:: Records to use

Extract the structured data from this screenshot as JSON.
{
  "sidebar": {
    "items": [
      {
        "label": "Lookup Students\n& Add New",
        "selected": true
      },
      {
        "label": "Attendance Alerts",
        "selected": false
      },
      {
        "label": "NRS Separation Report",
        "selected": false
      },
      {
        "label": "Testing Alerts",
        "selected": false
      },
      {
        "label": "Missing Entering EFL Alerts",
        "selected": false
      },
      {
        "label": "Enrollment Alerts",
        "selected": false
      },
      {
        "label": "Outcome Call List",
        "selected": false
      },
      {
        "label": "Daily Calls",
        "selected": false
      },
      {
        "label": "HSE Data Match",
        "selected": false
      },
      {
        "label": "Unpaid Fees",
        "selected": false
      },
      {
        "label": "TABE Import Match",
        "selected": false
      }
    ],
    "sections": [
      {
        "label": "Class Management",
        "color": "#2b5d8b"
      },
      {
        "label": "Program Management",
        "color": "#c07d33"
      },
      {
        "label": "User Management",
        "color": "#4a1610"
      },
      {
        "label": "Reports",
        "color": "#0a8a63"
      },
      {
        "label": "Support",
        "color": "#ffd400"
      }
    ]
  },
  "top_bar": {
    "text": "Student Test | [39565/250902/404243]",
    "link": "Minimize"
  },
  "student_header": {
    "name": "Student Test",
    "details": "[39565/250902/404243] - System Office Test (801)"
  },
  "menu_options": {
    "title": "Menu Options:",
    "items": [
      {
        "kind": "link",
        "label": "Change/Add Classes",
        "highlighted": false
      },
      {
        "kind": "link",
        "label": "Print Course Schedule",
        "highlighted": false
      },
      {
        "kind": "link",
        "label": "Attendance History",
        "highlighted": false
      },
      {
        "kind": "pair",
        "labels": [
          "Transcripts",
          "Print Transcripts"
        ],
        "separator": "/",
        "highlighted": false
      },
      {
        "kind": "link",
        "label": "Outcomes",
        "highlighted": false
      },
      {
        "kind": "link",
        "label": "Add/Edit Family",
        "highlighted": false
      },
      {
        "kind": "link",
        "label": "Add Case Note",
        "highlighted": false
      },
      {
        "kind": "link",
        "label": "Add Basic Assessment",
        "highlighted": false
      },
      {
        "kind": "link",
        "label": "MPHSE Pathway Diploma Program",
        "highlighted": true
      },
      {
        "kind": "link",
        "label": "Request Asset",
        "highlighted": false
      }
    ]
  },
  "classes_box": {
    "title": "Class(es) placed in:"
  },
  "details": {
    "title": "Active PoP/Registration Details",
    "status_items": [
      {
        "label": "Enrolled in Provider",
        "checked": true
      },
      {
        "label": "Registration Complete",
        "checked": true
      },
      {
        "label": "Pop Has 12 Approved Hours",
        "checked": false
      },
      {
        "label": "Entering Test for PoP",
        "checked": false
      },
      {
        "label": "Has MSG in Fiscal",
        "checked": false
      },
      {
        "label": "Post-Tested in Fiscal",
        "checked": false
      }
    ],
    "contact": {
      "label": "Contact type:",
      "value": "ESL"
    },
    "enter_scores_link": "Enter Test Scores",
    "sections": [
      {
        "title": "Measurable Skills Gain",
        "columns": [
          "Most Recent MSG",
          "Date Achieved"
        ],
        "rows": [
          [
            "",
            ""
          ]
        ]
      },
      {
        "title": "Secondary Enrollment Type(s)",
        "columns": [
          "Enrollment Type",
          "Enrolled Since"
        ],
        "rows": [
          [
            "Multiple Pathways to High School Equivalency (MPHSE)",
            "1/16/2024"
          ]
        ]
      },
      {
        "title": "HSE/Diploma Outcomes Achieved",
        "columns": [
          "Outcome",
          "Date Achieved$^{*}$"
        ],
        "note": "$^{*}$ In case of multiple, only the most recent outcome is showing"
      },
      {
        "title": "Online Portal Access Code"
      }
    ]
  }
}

::::

Task brief: Write out the data exactly as it stands.

Solution to this task:
Extract the structured data from this screenshot as JSON.
{
  "sidebar": {
    "items": [
      {
        "label": "Lookup Students\n& Add New",
        "selected": true
      },
      {
        "label": "Attendance Alerts",
        "selected": false
      },
      {
        "label": "NRS Separation Report",
        "selected": false
      },
      {
        "label": "Testing Alerts",
        "selected": false
      },
      {
        "label": "Missing Entering EFL Alerts",
        "selected": false
      },
      {
        "label": "Enrollment Alerts",
        "selected": false
      },
      {
        "label": "Outcome Call List",
        "selected": false
      },
      {
        "label": "Daily Calls",
        "selected": false
      },
      {
        "label": "HSE Data Match",
        "selected": false
      },
      {
        "label": "Unpaid Fees",
        "selected": false
      },
      {
        "label": "TABE Import Match",
        "selected": false
      }
    ],
    "sections": [
      {
        "label": "Class Management",
        "color": "#2b5d8b"
      },
      {
        "label": "Program Management",
        "color": "#c07d33"
      },
      {
        "label": "User Management",
        "color": "#4a1610"
      },
      {
        "label": "Reports",
        "color": "#0a8a63"
      },
      {
        "label": "Support",
        "color": "#ffd400"
      }
    ]
  },
  "top_bar": {
    "text": "Student Test | [39565/250902/404243]",
    "link": "Minimize"
  },
  "student_header": {
    "name": "Student Test",
    "details": "[39565/250902/404243] - System Office Test (801)"
  },
  "menu_options": {
    "title": "Menu Options:",
    "items": [
      {
        "kind": "link",
        "label": "Change/Add Classes",
        "highlighted": false
      },
      {
        "kind": "link",
        "label": "Print Course Schedule",
        "highlighted": false
      },
      {
        "kind": "link",
        "label": "Attendance History",
        "highlighted": false
      },
      {
        "kind": "pair",
        "labels": [
          "Transcripts",
          "Print Transcripts"
        ],
        "separator": "/",
        "highlighted": false
      },
      {
        "kind": "link",
        "label": "Outcomes",
        "highlighted": false
      },
      {
        "kind": "link",
        "label": "Add/Edit Family",
        "highlighted": false
      },
      {
        "kind": "link",
        "label": "Add Case Note",
        "highlighted": false
      },
      {
        "kind": "link",
        "label": "Add Basic Assessment",
        "highlighted": false
      },
      {
        "kind": "link",
        "label": "MPHSE Pathway Diploma Program",
        "highlighted": true
      },
      {
        "kind": "link",
        "label": "Request Asset",
        "highlighted": false
      }
    ]
  },
  "classes_box": {
    "title": "Class(es) placed in:"
  },
  "details": {
    "title": "Active PoP/Registration Details",
    "status_items": [
      {
        "label": "Enrolled in Provider",
        "checked": true
      },
      {
        "label": "Registration Complete",
        "checked": true
      },
      {
        "label": "Pop Has 12 Approved Hours",
        "checked": false
      },
      {
        "label": "Entering Test for PoP",
        "checked": false
      },
      {
        "label": "Has MSG in Fiscal",
        "checked": false
      },
      {
        "label": "Post-Tested in Fiscal",
        "checked": false
      }
    ],
    "contact": {
      "label": "Contact type:",
      "value": "ESL"
    },
    "enter_scores_link": "Enter Test Scores",
    "sections": [
      {
        "title": "Measurable Skills Gain",
        "columns": [
          "Most Recent MSG",
          "Date Achieved"
        ],
        "rows": [
          [
            "",
            ""
          ]
        ]
      },
      {
        "title": "Secondary Enrollment Type(s)",
        "columns": [
          "Enrollment Type",
          "Enrolled Since"
        ],
        "rows": [
          [
            "Multiple Pathways to High School Equivalency (MPHSE)",
            "1/16/2024"
          ]
        ]
      },
      {
        "title": "HSE/Diploma Outcomes Achieved",
        "columns": [
          "Outcome",
          "Date Achieved$^{*}$"
        ],
        "note": "$^{*}$ In case of multiple, only the most recent outcome is showing"
      },
      {
        "title": "Online Portal Access Code"
      }
    ]
  }
}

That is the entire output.